[Start Data provided]

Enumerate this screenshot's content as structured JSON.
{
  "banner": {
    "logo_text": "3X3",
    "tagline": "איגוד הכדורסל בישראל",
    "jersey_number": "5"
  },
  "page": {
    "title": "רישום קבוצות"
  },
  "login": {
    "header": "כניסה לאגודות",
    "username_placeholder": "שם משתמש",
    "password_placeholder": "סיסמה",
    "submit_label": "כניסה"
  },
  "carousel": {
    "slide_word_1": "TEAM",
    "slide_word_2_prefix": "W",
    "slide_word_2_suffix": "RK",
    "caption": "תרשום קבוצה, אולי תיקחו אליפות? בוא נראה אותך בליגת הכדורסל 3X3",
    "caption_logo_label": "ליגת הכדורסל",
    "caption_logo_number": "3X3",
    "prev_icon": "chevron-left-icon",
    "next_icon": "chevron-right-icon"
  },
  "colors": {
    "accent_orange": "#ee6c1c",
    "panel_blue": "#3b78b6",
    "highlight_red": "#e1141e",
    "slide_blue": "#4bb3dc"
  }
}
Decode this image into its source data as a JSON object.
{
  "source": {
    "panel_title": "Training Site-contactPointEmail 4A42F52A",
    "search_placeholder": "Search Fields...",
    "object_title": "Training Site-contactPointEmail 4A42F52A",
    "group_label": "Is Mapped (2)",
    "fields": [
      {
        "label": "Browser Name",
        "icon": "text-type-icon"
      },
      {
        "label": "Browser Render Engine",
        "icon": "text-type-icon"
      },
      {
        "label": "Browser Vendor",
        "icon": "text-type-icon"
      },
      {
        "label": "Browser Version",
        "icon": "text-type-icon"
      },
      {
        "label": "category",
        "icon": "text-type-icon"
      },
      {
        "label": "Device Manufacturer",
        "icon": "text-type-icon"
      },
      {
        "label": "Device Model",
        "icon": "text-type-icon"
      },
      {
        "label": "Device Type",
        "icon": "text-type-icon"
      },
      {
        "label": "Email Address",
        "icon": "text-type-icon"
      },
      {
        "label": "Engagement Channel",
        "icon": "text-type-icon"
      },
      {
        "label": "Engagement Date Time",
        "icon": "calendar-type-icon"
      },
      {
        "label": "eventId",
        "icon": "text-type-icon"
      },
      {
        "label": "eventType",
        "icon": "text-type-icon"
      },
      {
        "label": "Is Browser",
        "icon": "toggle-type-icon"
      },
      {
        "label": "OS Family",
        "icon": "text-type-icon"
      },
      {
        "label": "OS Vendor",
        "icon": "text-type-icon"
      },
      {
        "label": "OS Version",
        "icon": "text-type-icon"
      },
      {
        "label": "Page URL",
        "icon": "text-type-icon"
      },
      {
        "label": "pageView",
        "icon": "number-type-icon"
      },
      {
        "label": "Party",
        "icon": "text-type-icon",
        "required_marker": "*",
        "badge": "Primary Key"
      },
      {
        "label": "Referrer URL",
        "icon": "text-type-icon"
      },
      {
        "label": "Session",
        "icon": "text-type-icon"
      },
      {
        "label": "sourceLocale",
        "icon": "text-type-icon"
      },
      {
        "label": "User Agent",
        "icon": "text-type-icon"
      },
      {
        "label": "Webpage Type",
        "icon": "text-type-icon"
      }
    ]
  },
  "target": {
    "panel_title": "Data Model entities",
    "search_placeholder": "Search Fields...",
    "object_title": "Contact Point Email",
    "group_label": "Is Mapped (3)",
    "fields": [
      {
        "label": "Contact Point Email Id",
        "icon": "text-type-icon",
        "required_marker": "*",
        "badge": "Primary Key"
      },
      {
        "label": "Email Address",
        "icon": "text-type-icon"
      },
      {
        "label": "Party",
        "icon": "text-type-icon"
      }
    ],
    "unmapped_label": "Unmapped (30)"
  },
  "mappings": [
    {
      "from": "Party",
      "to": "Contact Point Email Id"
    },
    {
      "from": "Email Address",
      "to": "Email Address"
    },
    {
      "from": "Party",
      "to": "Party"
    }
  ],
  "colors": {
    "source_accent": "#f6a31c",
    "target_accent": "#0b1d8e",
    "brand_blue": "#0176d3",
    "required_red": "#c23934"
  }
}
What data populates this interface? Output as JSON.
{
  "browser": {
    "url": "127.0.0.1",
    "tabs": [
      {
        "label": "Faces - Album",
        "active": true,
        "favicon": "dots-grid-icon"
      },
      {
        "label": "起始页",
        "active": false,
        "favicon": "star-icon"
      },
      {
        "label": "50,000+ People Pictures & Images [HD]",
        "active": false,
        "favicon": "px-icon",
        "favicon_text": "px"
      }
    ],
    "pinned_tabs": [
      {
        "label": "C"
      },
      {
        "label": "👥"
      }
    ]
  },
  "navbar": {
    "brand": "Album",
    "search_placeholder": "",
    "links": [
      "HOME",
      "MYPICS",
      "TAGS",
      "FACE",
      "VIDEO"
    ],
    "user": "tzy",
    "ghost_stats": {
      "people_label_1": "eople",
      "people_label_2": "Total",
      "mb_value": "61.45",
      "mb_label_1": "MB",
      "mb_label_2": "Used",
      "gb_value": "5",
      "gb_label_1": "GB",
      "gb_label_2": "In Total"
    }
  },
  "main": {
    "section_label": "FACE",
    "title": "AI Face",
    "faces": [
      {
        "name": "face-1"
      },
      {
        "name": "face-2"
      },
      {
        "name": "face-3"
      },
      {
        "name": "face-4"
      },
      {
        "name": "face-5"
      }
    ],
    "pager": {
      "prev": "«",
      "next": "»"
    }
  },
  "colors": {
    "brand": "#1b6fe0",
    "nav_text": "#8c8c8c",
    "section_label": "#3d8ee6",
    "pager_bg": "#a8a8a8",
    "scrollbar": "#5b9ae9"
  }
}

[End Data provided]

— Required work —
Each line of the listing should be echoed back exactly.

— The completed task —
Enumerate this screenshot's content as structured JSON.
{
  "banner": {
    "logo_text": "3X3",
    "tagline": "איגוד הכדורסל בישראל",
    "jersey_number": "5"
  },
  "page": {
    "title": "רישום קבוצות"
  },
  "login": {
    "header": "כניסה לאגודות",
    "username_placeholder": "שם משתמש",
    "password_placeholder": "סיסמה",
    "submit_label": "כניסה"
  },
  "carousel": {
    "slide_word_1": "TEAM",
    "slide_word_2_prefix": "W",
    "slide_word_2_suffix": "RK",
    "caption": "תרשום קבוצה, אולי תיקחו אליפות? בוא נראה אותך בליגת הכדורסל 3X3",
    "caption_logo_label": "ליגת הכדורסל",
    "caption_logo_number": "3X3",
    "prev_icon": "chevron-left-icon",
    "next_icon": "chevron-right-icon"
  },
  "colors": {
    "accent_orange": "#ee6c1c",
    "panel_blue": "#3b78b6",
    "highlight_red": "#e1141e",
    "slide_blue": "#4bb3dc"
  }
}
Decode this image into its source data as a JSON object.
{
  "source": {
    "panel_title": "Training Site-contactPointEmail 4A42F52A",
    "search_placeholder": "Search Fields...",
    "object_title": "Training Site-contactPointEmail 4A42F52A",
    "group_label": "Is Mapped (2)",
    "fields": [
      {
        "label": "Browser Name",
        "icon": "text-type-icon"
      },
      {
        "label": "Browser Render Engine",
        "icon": "text-type-icon"
      },
      {
        "label": "Browser Vendor",
        "icon": "text-type-icon"
      },
      {
        "label": "Browser Version",
        "icon": "text-type-icon"
      },
      {
        "label": "category",
        "icon": "text-type-icon"
      },
      {
        "label": "Device Manufacturer",
        "icon": "text-type-icon"
      },
      {
        "label": "Device Model",
        "icon": "text-type-icon"
      },
      {
        "label": "Device Type",
        "icon": "text-type-icon"
      },
      {
        "label": "Email Address",
        "icon": "text-type-icon"
      },
      {
        "label": "Engagement Channel",
        "icon": "text-type-icon"
      },
      {
        "label": "Engagement Date Time",
        "icon": "calendar-type-icon"
      },
      {
        "label": "eventId",
        "icon": "text-type-icon"
      },
      {
        "label": "eventType",
        "icon": "text-type-icon"
      },
      {
        "label": "Is Browser",
        "icon": "toggle-type-icon"
      },
      {
        "label": "OS Family",
        "icon": "text-type-icon"
      },
      {
        "label": "OS Vendor",
        "icon": "text-type-icon"
      },
      {
        "label": "OS Version",
        "icon": "text-type-icon"
      },
      {
        "label": "Page URL",
        "icon": "text-type-icon"
      },
      {
        "label": "pageView",
        "icon": "number-type-icon"
      },
      {
        "label": "Party",
        "icon": "text-type-icon",
        "required_marker": "*",
        "badge": "Primary Key"
      },
      {
        "label": "Referrer URL",
        "icon": "text-type-icon"
      },
      {
        "label": "Session",
        "icon": "text-type-icon"
      },
      {
        "label": "sourceLocale",
        "icon": "text-type-icon"
      },
      {
        "label": "User Agent",
        "icon": "text-type-icon"
      },
      {
        "label": "Webpage Type",
        "icon": "text-type-icon"
      }
    ]
  },
  "target": {
    "panel_title": "Data Model entities",
    "search_placeholder": "Search Fields...",
    "object_title": "Contact Point Email",
    "group_label": "Is Mapped (3)",
    "fields": [
      {
        "label": "Contact Point Email Id",
        "icon": "text-type-icon",
        "required_marker": "*",
        "badge": "Primary Key"
      },
      {
        "label": "Email Address",
        "icon": "text-type-icon"
      },
      {
        "label": "Party",
        "icon": "text-type-icon"
      }
    ],
    "unmapped_label": "Unmapped (30)"
  },
  "mappings": [
    {
      "from": "Party",
      "to": "Contact Point Email Id"
    },
    {
      "from": "Email Address",
      "to": "Email Address"
    },
    {
      "from": "Party",
      "to": "Party"
    }
  ],
  "colors": {
    "source_accent": "#f6a31c",
    "target_accent": "#0b1d8e",
    "brand_blue": "#0176d3",
    "required_red": "#c23934"
  }
}
What data populates this interface? Output as JSON.
{
  "browser": {
    "url": "127.0.0.1",
    "tabs": [
      {
        "label": "Faces - Album",
        "active": true,
        "favicon": "dots-grid-icon"
      },
      {
        "label": "起始页",
        "active": false,
        "favicon": "star-icon"
      },
      {
        "label": "50,000+ People Pictures & Images [HD]",
        "active": false,
        "favicon": "px-icon",
        "favicon_text": "px"
      }
    ],
    "pinned_tabs": [
      {
        "label": "C"
      },
      {
        "label": "👥"
      }
    ]
  },
  "navbar": {
    "brand": "Album",
    "search_placeholder": "",
    "links": [
      "HOME",
      "MYPICS",
      "TAGS",
      "FACE",
      "VIDEO"
    ],
    "user": "tzy",
    "ghost_stats": {
      "people_label_1": "eople",
      "people_label_2": "Total",
      "mb_value": "61.45",
      "mb_label_1": "MB",
      "mb_label_2": "Used",
      "gb_value": "5",
      "gb_label_1": "GB",
      "gb_label_2": "In Total"
    }
  },
  "main": {
    "section_label": "FACE",
    "title": "AI Face",
    "faces": [
      {
        "name": "face-1"
      },
      {
        "name": "face-2"
      },
      {
        "name": "face-3"
      },
      {
        "name": "face-4"
      },
      {
        "name": "face-5"
      }
    ],
    "pager": {
      "prev": "«",
      "next": "»"
    }
  },
  "colors": {
    "brand": "#1b6fe0",
    "nav_text": "#8c8c8c",
    "section_label": "#3d8ee6",
    "pager_bg": "#a8a8a8",
    "scrollbar": "#5b9ae9"
  }
}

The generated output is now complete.